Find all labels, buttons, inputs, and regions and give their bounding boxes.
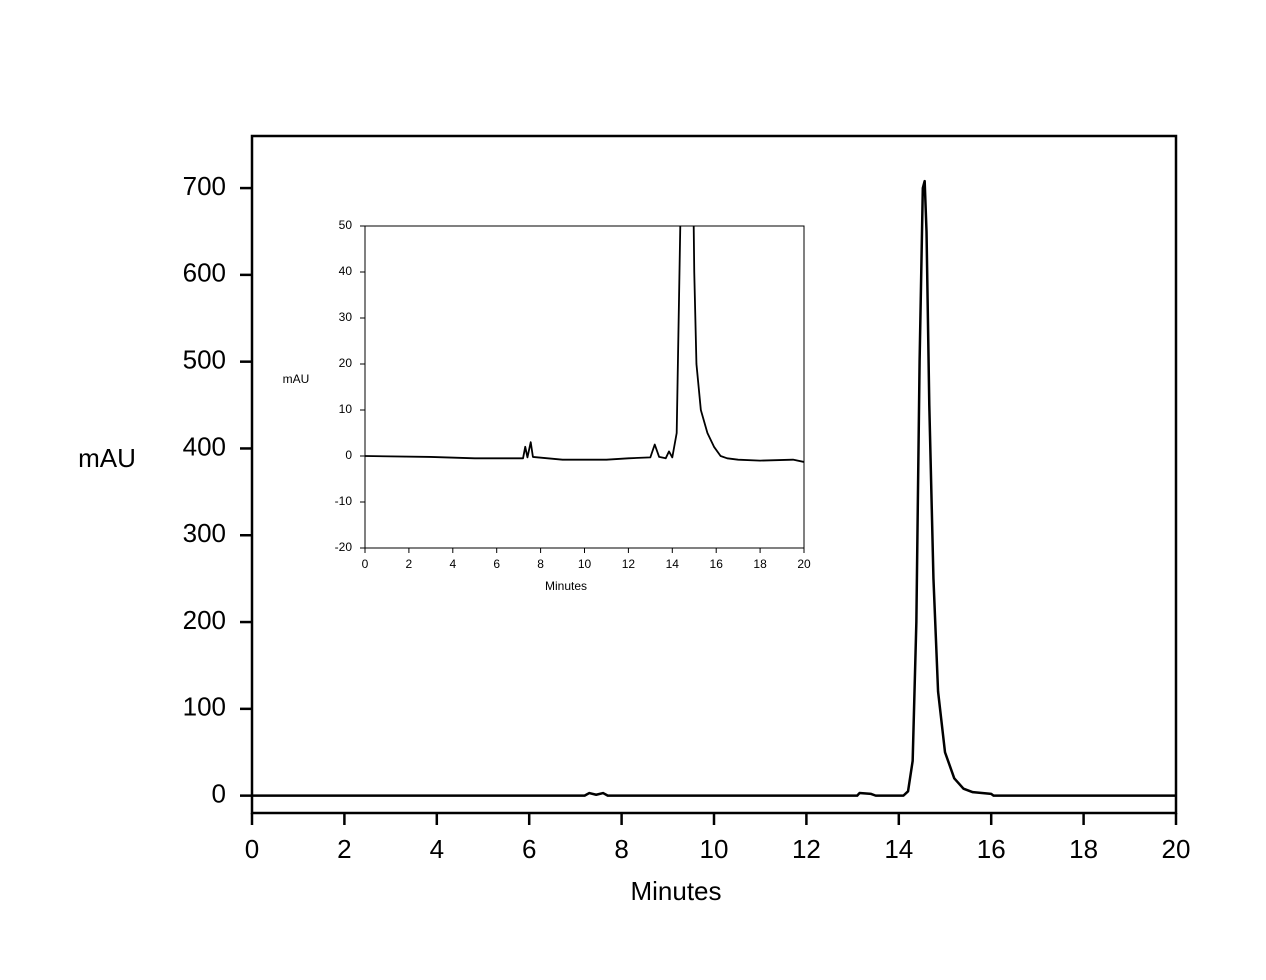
x-tick-label: 14 — [666, 557, 680, 571]
y-tick-label: 0 — [345, 448, 352, 462]
y-tick-label: 20 — [339, 356, 353, 370]
x-tick-label: 4 — [430, 834, 444, 864]
x-tick-label: 4 — [449, 557, 456, 571]
x-tick-label: 2 — [337, 834, 351, 864]
y-tick-label: 700 — [183, 171, 226, 201]
y-tick-label: 300 — [183, 518, 226, 548]
x-tick-label: 0 — [362, 557, 369, 571]
x-axis-label: Minutes — [545, 579, 587, 593]
x-tick-label: 20 — [1162, 834, 1191, 864]
x-tick-label: 6 — [493, 557, 500, 571]
x-tick-label: 18 — [1069, 834, 1098, 864]
x-tick-label: 14 — [884, 834, 913, 864]
x-tick-label: 12 — [792, 834, 821, 864]
x-tick-label: 0 — [245, 834, 259, 864]
line-series — [365, 226, 804, 463]
x-tick-label: 12 — [622, 557, 636, 571]
x-tick-label: 10 — [700, 834, 729, 864]
y-tick-label: 10 — [339, 402, 353, 416]
x-tick-label: 16 — [977, 834, 1006, 864]
line-series — [252, 179, 1176, 797]
y-tick-label: 500 — [183, 345, 226, 375]
y-tick-label: 400 — [183, 431, 226, 461]
x-axis-label: Minutes — [630, 876, 721, 906]
x-tick-label: 2 — [406, 557, 413, 571]
x-tick-label: 20 — [797, 557, 811, 571]
x-tick-label: 8 — [537, 557, 544, 571]
x-tick-label: 18 — [753, 557, 767, 571]
y-axis-label: mAU — [78, 443, 136, 473]
y-axis-label: mAU — [283, 372, 310, 386]
y-tick-label: 30 — [339, 310, 353, 324]
y-tick-label: 200 — [183, 605, 226, 635]
y-tick-label: 40 — [339, 264, 353, 278]
x-tick-label: 10 — [578, 557, 592, 571]
y-tick-label: -20 — [335, 540, 353, 554]
y-tick-label: 50 — [339, 218, 353, 232]
y-tick-label: 100 — [183, 692, 226, 722]
x-tick-label: 16 — [710, 557, 724, 571]
x-tick-label: 6 — [522, 834, 536, 864]
plot-frame — [364, 225, 805, 549]
y-tick-label: 0 — [212, 779, 226, 809]
y-tick-label: -10 — [335, 494, 353, 508]
y-tick-label: 600 — [183, 258, 226, 288]
x-tick-label: 8 — [614, 834, 628, 864]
= = = =
> [Problem] Please update the records above by replacing "line-series" with "curve" everywhere it appears, keeping everything else the same. Leave the pictures out.

> [Finished exercise]
Find all labels, buttons, inputs, and regions and give their bounding boxes.
x-tick-label: 14 — [666, 557, 680, 571]
y-tick-label: 0 — [345, 448, 352, 462]
y-tick-label: 20 — [339, 356, 353, 370]
x-tick-label: 4 — [430, 834, 444, 864]
x-tick-label: 4 — [449, 557, 456, 571]
x-tick-label: 2 — [337, 834, 351, 864]
y-tick-label: 700 — [183, 171, 226, 201]
y-tick-label: 300 — [183, 518, 226, 548]
x-tick-label: 0 — [362, 557, 369, 571]
x-axis-label: Minutes — [545, 579, 587, 593]
x-tick-label: 20 — [1162, 834, 1191, 864]
x-tick-label: 6 — [493, 557, 500, 571]
x-tick-label: 18 — [1069, 834, 1098, 864]
x-tick-label: 14 — [884, 834, 913, 864]
x-tick-label: 12 — [792, 834, 821, 864]
x-tick-label: 0 — [245, 834, 259, 864]
curve — [365, 226, 804, 463]
x-tick-label: 12 — [622, 557, 636, 571]
x-tick-label: 10 — [700, 834, 729, 864]
y-tick-label: 10 — [339, 402, 353, 416]
x-tick-label: 16 — [977, 834, 1006, 864]
curve — [252, 179, 1176, 797]
y-tick-label: 500 — [183, 345, 226, 375]
y-tick-label: 400 — [183, 431, 226, 461]
x-axis-label: Minutes — [630, 876, 721, 906]
x-tick-label: 2 — [406, 557, 413, 571]
x-tick-label: 20 — [797, 557, 811, 571]
x-tick-label: 8 — [537, 557, 544, 571]
x-tick-label: 18 — [753, 557, 767, 571]
y-axis-label: mAU — [78, 443, 136, 473]
y-axis-label: mAU — [283, 372, 310, 386]
y-tick-label: 30 — [339, 310, 353, 324]
y-tick-label: 200 — [183, 605, 226, 635]
y-tick-label: 40 — [339, 264, 353, 278]
x-tick-label: 10 — [578, 557, 592, 571]
y-tick-label: -20 — [335, 540, 353, 554]
y-tick-label: 50 — [339, 218, 353, 232]
y-tick-label: 100 — [183, 692, 226, 722]
x-tick-label: 16 — [710, 557, 724, 571]
x-tick-label: 6 — [522, 834, 536, 864]
plot-frame — [364, 225, 805, 549]
y-tick-label: 0 — [212, 779, 226, 809]
y-tick-label: -10 — [335, 494, 353, 508]
y-tick-label: 600 — [183, 258, 226, 288]
x-tick-label: 8 — [614, 834, 628, 864]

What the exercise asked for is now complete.